> [Written instruction]:
Collect each line containing "from".

> [Source data]:
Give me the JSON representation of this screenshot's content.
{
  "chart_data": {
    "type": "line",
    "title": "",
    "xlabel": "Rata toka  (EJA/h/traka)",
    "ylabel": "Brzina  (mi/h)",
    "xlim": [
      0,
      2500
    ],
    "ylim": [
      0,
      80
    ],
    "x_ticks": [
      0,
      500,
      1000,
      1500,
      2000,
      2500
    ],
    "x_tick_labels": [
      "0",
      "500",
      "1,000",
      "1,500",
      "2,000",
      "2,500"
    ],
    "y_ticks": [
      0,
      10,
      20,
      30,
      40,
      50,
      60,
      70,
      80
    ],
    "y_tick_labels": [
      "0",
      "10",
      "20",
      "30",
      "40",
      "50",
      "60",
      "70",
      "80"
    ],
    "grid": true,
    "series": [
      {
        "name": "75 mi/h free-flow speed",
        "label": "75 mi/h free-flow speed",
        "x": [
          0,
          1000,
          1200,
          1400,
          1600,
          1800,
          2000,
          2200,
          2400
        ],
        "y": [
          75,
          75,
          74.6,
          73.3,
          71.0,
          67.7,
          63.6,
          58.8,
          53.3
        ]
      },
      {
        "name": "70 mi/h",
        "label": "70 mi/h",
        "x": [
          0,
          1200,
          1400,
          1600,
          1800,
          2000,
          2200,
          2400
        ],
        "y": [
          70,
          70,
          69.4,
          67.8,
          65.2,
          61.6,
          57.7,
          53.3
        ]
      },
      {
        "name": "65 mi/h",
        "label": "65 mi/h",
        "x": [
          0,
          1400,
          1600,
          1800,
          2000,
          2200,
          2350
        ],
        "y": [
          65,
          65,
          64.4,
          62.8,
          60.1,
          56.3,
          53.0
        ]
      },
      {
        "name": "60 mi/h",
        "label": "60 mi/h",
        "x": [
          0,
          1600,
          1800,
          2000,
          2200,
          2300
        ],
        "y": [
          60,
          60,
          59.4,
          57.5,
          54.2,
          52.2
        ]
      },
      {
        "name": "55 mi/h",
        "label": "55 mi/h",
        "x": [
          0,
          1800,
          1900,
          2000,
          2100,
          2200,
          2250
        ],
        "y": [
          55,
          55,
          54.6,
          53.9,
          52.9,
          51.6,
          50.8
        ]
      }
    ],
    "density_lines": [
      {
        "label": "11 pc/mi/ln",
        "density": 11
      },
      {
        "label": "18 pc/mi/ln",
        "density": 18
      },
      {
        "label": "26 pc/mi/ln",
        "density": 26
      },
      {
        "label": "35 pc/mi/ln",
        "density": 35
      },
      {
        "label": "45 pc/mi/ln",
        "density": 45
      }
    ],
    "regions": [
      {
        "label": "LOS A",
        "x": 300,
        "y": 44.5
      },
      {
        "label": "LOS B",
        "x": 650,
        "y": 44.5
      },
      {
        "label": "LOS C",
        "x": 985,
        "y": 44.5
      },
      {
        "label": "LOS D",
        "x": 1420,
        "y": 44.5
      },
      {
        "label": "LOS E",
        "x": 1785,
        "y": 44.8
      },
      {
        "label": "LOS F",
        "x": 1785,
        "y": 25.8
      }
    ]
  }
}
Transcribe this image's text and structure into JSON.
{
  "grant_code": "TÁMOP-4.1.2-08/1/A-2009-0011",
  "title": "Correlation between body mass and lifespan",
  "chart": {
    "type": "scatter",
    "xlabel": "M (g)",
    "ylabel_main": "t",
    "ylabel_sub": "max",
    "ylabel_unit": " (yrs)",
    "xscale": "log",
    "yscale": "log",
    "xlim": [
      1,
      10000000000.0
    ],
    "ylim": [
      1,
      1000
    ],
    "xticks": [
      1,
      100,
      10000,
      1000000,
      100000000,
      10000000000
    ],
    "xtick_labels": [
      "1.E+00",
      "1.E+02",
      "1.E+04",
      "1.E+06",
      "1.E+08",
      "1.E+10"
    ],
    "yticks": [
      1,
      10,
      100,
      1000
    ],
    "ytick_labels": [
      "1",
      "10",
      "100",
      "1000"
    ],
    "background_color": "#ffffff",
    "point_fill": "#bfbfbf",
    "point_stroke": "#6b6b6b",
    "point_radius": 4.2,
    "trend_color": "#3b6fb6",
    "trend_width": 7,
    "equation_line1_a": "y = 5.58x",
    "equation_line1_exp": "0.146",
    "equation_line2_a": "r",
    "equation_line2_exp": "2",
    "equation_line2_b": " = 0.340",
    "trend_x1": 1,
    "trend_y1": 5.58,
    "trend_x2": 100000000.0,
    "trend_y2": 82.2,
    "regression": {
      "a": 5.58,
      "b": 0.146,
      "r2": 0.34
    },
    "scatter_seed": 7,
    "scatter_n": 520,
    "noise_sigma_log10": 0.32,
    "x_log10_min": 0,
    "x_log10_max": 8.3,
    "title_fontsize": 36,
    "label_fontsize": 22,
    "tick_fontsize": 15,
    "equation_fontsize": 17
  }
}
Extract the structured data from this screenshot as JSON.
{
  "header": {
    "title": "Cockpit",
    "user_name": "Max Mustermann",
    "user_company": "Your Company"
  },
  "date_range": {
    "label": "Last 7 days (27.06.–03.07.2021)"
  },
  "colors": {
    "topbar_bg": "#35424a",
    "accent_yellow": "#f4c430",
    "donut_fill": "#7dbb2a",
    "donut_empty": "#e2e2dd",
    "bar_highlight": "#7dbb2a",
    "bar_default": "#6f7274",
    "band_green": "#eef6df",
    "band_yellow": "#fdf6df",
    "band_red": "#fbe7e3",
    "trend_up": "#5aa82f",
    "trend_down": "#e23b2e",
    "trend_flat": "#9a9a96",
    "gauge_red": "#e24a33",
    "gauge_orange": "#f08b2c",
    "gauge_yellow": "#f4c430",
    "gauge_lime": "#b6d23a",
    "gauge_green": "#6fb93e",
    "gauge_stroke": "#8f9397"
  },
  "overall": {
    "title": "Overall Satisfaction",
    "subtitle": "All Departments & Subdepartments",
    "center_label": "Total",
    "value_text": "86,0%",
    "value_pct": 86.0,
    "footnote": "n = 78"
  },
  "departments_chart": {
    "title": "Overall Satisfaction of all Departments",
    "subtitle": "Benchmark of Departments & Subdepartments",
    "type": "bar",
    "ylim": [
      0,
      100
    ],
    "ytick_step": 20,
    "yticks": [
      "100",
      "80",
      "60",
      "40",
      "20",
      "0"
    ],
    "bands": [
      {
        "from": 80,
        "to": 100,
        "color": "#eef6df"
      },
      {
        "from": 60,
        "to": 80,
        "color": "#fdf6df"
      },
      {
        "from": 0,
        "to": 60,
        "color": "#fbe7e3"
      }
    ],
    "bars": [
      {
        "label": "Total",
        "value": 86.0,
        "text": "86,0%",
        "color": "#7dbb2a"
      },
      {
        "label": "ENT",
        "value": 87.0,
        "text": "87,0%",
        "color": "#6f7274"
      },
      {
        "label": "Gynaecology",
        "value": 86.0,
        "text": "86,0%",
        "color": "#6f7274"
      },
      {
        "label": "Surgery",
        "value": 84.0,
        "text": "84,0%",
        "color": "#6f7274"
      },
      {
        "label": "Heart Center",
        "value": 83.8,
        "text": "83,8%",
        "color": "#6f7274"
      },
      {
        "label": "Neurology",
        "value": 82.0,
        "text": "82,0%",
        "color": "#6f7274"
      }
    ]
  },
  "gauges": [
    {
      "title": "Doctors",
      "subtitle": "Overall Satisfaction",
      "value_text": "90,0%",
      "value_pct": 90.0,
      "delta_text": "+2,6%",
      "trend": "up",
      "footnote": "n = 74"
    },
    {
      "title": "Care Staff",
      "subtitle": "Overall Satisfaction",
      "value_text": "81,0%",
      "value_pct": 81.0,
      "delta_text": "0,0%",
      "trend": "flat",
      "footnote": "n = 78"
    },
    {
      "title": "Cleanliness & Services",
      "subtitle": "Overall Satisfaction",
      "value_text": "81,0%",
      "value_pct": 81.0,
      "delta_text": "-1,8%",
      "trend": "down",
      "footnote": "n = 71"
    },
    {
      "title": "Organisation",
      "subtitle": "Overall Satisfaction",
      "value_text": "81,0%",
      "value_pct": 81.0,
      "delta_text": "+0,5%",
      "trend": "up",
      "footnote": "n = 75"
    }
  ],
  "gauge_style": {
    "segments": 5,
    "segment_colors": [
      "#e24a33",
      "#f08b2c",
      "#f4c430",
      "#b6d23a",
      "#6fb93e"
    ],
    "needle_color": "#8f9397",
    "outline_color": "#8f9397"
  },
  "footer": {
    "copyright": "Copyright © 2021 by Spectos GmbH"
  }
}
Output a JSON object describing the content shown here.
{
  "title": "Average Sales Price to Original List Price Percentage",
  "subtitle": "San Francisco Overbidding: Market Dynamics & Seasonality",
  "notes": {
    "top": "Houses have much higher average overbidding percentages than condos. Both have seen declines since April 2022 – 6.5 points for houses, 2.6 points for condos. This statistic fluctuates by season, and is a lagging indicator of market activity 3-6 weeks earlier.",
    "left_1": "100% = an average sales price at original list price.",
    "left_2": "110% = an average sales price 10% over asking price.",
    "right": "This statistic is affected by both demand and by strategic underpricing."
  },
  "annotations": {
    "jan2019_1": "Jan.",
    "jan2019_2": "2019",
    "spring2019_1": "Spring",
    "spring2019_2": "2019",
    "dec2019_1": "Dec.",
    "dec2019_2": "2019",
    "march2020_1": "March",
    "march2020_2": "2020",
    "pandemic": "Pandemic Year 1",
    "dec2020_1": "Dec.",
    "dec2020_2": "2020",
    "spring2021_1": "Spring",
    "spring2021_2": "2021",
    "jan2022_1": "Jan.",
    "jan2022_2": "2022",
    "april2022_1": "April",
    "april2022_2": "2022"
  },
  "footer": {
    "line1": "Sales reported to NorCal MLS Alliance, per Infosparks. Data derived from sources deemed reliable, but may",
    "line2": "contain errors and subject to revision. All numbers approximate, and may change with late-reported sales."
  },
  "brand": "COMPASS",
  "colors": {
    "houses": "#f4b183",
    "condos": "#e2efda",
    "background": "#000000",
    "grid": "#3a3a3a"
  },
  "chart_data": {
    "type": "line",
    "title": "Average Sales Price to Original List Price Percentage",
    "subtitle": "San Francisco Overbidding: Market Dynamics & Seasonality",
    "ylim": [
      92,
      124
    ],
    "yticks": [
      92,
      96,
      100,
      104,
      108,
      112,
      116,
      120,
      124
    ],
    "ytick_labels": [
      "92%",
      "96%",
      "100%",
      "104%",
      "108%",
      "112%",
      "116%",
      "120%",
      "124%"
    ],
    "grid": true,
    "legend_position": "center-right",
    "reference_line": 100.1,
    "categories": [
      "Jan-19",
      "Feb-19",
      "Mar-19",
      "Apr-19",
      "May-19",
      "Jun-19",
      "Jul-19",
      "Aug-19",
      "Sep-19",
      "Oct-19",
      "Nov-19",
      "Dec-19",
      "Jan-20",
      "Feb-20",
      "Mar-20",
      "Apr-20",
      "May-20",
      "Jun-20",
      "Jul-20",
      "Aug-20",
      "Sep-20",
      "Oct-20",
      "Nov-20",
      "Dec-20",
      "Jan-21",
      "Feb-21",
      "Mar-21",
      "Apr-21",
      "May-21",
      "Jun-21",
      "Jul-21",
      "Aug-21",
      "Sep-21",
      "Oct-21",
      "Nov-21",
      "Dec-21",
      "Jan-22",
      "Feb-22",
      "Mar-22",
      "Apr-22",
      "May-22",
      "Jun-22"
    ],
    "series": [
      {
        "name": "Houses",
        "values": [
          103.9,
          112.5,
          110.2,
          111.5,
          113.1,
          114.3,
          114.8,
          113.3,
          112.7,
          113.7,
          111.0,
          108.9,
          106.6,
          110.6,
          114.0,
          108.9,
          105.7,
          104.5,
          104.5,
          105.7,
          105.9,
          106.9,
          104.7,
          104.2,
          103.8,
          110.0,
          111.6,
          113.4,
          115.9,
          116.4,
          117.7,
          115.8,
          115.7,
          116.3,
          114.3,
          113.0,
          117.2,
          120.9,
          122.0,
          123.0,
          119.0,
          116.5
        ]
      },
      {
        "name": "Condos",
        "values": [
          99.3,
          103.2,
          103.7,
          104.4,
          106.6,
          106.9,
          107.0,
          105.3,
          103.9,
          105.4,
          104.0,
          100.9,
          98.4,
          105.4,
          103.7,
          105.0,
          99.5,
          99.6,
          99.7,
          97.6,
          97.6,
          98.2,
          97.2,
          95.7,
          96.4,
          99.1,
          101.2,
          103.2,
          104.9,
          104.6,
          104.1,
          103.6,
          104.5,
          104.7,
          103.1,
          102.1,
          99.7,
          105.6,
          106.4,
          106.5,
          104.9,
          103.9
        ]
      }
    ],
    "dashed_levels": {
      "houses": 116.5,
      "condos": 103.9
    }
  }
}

> [Final result]:
Extract the structured data from this screenshot as JSON.
        "from": 80,
        "from": 60,
        "from": 0,
    "line1": "Sales reported to NorCal MLS Alliance, per Infosparks. Data derived from sources deemed reliable, but may",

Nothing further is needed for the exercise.